* [EXERCISE DIRECTIONS]: Restate every entry word for word.

Stored records
──────

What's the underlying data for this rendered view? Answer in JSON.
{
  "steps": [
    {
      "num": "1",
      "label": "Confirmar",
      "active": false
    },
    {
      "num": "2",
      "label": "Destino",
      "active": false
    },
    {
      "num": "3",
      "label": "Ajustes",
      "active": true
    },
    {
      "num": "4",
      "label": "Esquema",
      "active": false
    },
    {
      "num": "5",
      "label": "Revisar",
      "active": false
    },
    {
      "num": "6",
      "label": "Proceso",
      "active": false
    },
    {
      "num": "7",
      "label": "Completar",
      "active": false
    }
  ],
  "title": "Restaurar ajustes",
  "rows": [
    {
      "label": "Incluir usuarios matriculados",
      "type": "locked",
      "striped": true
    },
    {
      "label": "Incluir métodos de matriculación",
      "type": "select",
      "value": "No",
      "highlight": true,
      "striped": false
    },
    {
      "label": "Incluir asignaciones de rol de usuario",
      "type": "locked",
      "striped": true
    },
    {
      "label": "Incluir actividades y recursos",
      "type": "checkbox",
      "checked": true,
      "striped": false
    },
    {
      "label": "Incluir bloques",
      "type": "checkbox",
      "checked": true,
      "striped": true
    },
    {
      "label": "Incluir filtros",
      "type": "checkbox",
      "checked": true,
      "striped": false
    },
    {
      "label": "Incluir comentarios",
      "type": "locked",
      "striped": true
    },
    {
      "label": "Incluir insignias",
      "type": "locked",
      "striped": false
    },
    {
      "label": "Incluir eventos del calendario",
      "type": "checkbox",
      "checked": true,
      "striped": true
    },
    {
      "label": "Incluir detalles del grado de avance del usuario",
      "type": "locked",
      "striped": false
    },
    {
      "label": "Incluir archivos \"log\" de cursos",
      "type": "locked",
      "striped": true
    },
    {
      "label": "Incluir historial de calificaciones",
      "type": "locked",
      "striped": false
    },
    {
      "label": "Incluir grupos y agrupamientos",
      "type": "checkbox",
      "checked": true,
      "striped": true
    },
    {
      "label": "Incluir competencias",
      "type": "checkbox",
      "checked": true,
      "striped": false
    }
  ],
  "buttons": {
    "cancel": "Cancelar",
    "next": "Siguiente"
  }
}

──────

* [THE REPLY]:
What's the underlying data for this rendered view? Answer in JSON.
{
  "steps": [
    {
      "num": "1",
      "label": "Confirmar",
      "active": false
    },
    {
      "num": "2",
      "label": "Destino",
      "active": false
    },
    {
      "num": "3",
      "label": "Ajustes",
      "active": true
    },
    {
      "num": "4",
      "label": "Esquema",
      "active": false
    },
    {
      "num": "5",
      "label": "Revisar",
      "active": false
    },
    {
      "num": "6",
      "label": "Proceso",
      "active": false
    },
    {
      "num": "7",
      "label": "Completar",
      "active": false
    }
  ],
  "title": "Restaurar ajustes",
  "rows": [
    {
      "label": "Incluir usuarios matriculados",
      "type": "locked",
      "striped": true
    },
    {
      "label": "Incluir métodos de matriculación",
      "type": "select",
      "value": "No",
      "highlight": true,
      "striped": false
    },
    {
      "label": "Incluir asignaciones de rol de usuario",
      "type": "locked",
      "striped": true
    },
    {
      "label": "Incluir actividades y recursos",
      "type": "checkbox",
      "checked": true,
      "striped": false
    },
    {
      "label": "Incluir bloques",
      "type": "checkbox",
      "checked": true,
      "striped": true
    },
    {
      "label": "Incluir filtros",
      "type": "checkbox",
      "checked": true,
      "striped": false
    },
    {
      "label": "Incluir comentarios",
      "type": "locked",
      "striped": true
    },
    {
      "label": "Incluir insignias",
      "type": "locked",
      "striped": false
    },
    {
      "label": "Incluir eventos del calendario",
      "type": "checkbox",
      "checked": true,
      "striped": true
    },
    {
      "label": "Incluir detalles del grado de avance del usuario",
      "type": "locked",
      "striped": false
    },
    {
      "label": "Incluir archivos \"log\" de cursos",
      "type": "locked",
      "striped": true
    },
    {
      "label": "Incluir historial de calificaciones",
      "type": "locked",
      "striped": false
    },
    {
      "label": "Incluir grupos y agrupamientos",
      "type": "checkbox",
      "checked": true,
      "striped": true
    },
    {
      "label": "Incluir competencias",
      "type": "checkbox",
      "checked": true,
      "striped": false
    }
  ],
  "buttons": {
    "cancel": "Cancelar",
    "next": "Siguiente"
  }
}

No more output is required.